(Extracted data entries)
☆ ☆ ☆ ☆ ☆ ☆ ☆

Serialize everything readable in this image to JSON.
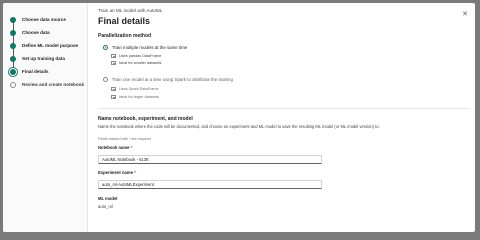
{
  "sidebar": {
    "steps": [
      {
        "label": "Choose data source",
        "state": "done"
      },
      {
        "label": "Choose data",
        "state": "done"
      },
      {
        "label": "Define ML model purpose",
        "state": "done"
      },
      {
        "label": "Set up training data",
        "state": "done"
      },
      {
        "label": "Final details",
        "state": "current"
      },
      {
        "label": "Review and create notebook",
        "state": "pending"
      }
    ]
  },
  "header": {
    "subtitle": "Train an ML model with AutoML",
    "title": "Final details",
    "close_icon": "close-icon"
  },
  "parallelization": {
    "heading": "Parallelization method",
    "option1": {
      "label": "Train multiple models at the same time",
      "checked": true,
      "sub1": "Uses pandas DataFrame",
      "sub2": "Ideal for smaller datasets"
    },
    "option2": {
      "label": "Train one model at a time using Spark to distribute the training",
      "checked": false,
      "sub1": "Uses Spark DataFrame",
      "sub2": "Ideal for larger datasets"
    }
  },
  "naming": {
    "heading": "Name notebook, experiment, and model",
    "description": "Name the notebook where the code will be documented, and choose an experiment and ML model to save the resulting ML model (or ML model version) to.",
    "required_hint": "Fields marked with * are required",
    "notebook_label": "Notebook name",
    "notebook_value": "AutoML Notebook - 5136",
    "experiment_label": "Experiment name",
    "experiment_value": "auto_ml-AutoMLExperiment",
    "model_label": "ML model",
    "model_value": "auto_ml",
    "required_mark": "*"
  },
  "colors": {
    "accent": "#117865",
    "required": "#c4314b",
    "overlay": "#7a7a7a"
  }
}
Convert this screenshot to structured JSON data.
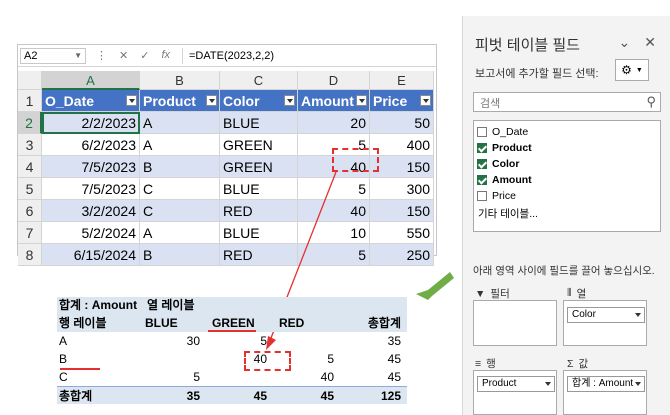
{
  "sheet": {
    "name_box": "A2",
    "formula_icons": [
      "⋮",
      "✕",
      "✓",
      "fx"
    ],
    "formula": "=DATE(2023,2,2)",
    "col_letters": [
      "A",
      "B",
      "C",
      "D",
      "E"
    ],
    "row_numbers": [
      "1",
      "2",
      "3",
      "4",
      "5",
      "6",
      "7",
      "8"
    ],
    "headers": [
      "O_Date",
      "Product",
      "Color",
      "Amount",
      "Price"
    ],
    "rows": [
      [
        "2/2/2023",
        "A",
        "BLUE",
        "20",
        "50"
      ],
      [
        "6/2/2023",
        "A",
        "GREEN",
        "5",
        "400"
      ],
      [
        "7/5/2023",
        "B",
        "GREEN",
        "40",
        "150"
      ],
      [
        "7/5/2023",
        "C",
        "BLUE",
        "5",
        "300"
      ],
      [
        "3/2/2024",
        "C",
        "RED",
        "40",
        "150"
      ],
      [
        "5/2/2024",
        "A",
        "BLUE",
        "10",
        "550"
      ],
      [
        "6/15/2024",
        "B",
        "RED",
        "5",
        "250"
      ]
    ]
  },
  "pivot": {
    "value_label": "합계 : Amount",
    "col_label": "열 레이블",
    "row_label": "행 레이블",
    "columns": [
      "BLUE",
      "GREEN",
      "RED",
      "총합계"
    ],
    "rows": [
      [
        "A",
        "30",
        "5",
        "",
        "35"
      ],
      [
        "B",
        "",
        "40",
        "5",
        "45"
      ],
      [
        "C",
        "5",
        "",
        "40",
        "45"
      ]
    ],
    "total": [
      "총합계",
      "35",
      "45",
      "45",
      "125"
    ]
  },
  "pane": {
    "title": "피벗 테이블 필드",
    "chevron": "⌄",
    "close": "✕",
    "subtitle": "보고서에 추가할 필드 선택:",
    "search_placeholder": "검색",
    "fields": [
      {
        "label": "O_Date",
        "checked": false
      },
      {
        "label": "Product",
        "checked": true
      },
      {
        "label": "Color",
        "checked": true
      },
      {
        "label": "Amount",
        "checked": true
      },
      {
        "label": "Price",
        "checked": false
      }
    ],
    "more_tables": "기타 테이블...",
    "drag_hint": "아래 영역 사이에 필드를 끌어 놓으십시오.",
    "areas": {
      "filter": "필터",
      "columns": "열",
      "rows": "행",
      "values": "값",
      "columns_chip": "Color",
      "rows_chip": "Product",
      "values_chip": "합계 : Amount"
    }
  },
  "colors": {
    "accent": "#217346",
    "header_fill": "#4472c4",
    "band_fill": "#d9e1f2",
    "highlight": "#e53030",
    "arrow": "#70ad47"
  }
}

☆ ☆ ☆ ☆ ☆ ☆ ☆

The exercise
Retype the whole listing exactly and leave the pictures out.

Worked answer
Serialize everything readable in this image to JSON.
{
  "sidebar": {
    "steps": [
      {
        "label": "Choose data source",
        "state": "done"
      },
      {
        "label": "Choose data",
        "state": "done"
      },
      {
        "label": "Define ML model purpose",
        "state": "done"
      },
      {
        "label": "Set up training data",
        "state": "done"
      },
      {
        "label": "Final details",
        "state": "current"
      },
      {
        "label": "Review and create notebook",
        "state": "pending"
      }
    ]
  },
  "header": {
    "subtitle": "Train an ML model with AutoML",
    "title": "Final details",
    "close_icon": "close-icon"
  },
  "parallelization": {
    "heading": "Parallelization method",
    "option1": {
      "label": "Train multiple models at the same time",
      "checked": true,
      "sub1": "Uses pandas DataFrame",
      "sub2": "Ideal for smaller datasets"
    },
    "option2": {
      "label": "Train one model at a time using Spark to distribute the training",
      "checked": false,
      "sub1": "Uses Spark DataFrame",
      "sub2": "Ideal for larger datasets"
    }
  },
  "naming": {
    "heading": "Name notebook, experiment, and model",
    "description": "Name the notebook where the code will be documented, and choose an experiment and ML model to save the resulting ML model (or ML model version) to.",
    "required_hint": "Fields marked with * are required",
    "notebook_label": "Notebook name",
    "notebook_value": "AutoML Notebook - 5136",
    "experiment_label": "Experiment name",
    "experiment_value": "auto_ml-AutoMLExperiment",
    "model_label": "ML model",
    "model_value": "auto_ml",
    "required_mark": "*"
  },
  "colors": {
    "accent": "#117865",
    "required": "#c4314b",
    "overlay": "#7a7a7a"
  }
}
Convert this screenshot to structured JSON data.
{
  "sheet": {
    "name_box": "A2",
    "formula_icons": [
      "⋮",
      "✕",
      "✓",
      "fx"
    ],
    "formula": "=DATE(2023,2,2)",
    "col_letters": [
      "A",
      "B",
      "C",
      "D",
      "E"
    ],
    "row_numbers": [
      "1",
      "2",
      "3",
      "4",
      "5",
      "6",
      "7",
      "8"
    ],
    "headers": [
      "O_Date",
      "Product",
      "Color",
      "Amount",
      "Price"
    ],
    "rows": [
      [
        "2/2/2023",
        "A",
        "BLUE",
        "20",
        "50"
      ],
      [
        "6/2/2023",
        "A",
        "GREEN",
        "5",
        "400"
      ],
      [
        "7/5/2023",
        "B",
        "GREEN",
        "40",
        "150"
      ],
      [
        "7/5/2023",
        "C",
        "BLUE",
        "5",
        "300"
      ],
      [
        "3/2/2024",
        "C",
        "RED",
        "40",
        "150"
      ],
      [
        "5/2/2024",
        "A",
        "BLUE",
        "10",
        "550"
      ],
      [
        "6/15/2024",
        "B",
        "RED",
        "5",
        "250"
      ]
    ]
  },
  "pivot": {
    "value_label": "합계 : Amount",
    "col_label": "열 레이블",
    "row_label": "행 레이블",
    "columns": [
      "BLUE",
      "GREEN",
      "RED",
      "총합계"
    ],
    "rows": [
      [
        "A",
        "30",
        "5",
        "",
        "35"
      ],
      [
        "B",
        "",
        "40",
        "5",
        "45"
      ],
      [
        "C",
        "5",
        "",
        "40",
        "45"
      ]
    ],
    "total": [
      "총합계",
      "35",
      "45",
      "45",
      "125"
    ]
  },
  "pane": {
    "title": "피벗 테이블 필드",
    "chevron": "⌄",
    "close": "✕",
    "subtitle": "보고서에 추가할 필드 선택:",
    "search_placeholder": "검색",
    "fields": [
      {
        "label": "O_Date",
        "checked": false
      },
      {
        "label": "Product",
        "checked": true
      },
      {
        "label": "Color",
        "checked": true
      },
      {
        "label": "Amount",
        "checked": true
      },
      {
        "label": "Price",
        "checked": false
      }
    ],
    "more_tables": "기타 테이블...",
    "drag_hint": "아래 영역 사이에 필드를 끌어 놓으십시오.",
    "areas": {
      "filter": "필터",
      "columns": "열",
      "rows": "행",
      "values": "값",
      "columns_chip": "Color",
      "rows_chip": "Product",
      "values_chip": "합계 : Amount"
    }
  },
  "colors": {
    "accent": "#217346",
    "header_fill": "#4472c4",
    "band_fill": "#d9e1f2",
    "highlight": "#e53030",
    "arrow": "#70ad47"
  }
}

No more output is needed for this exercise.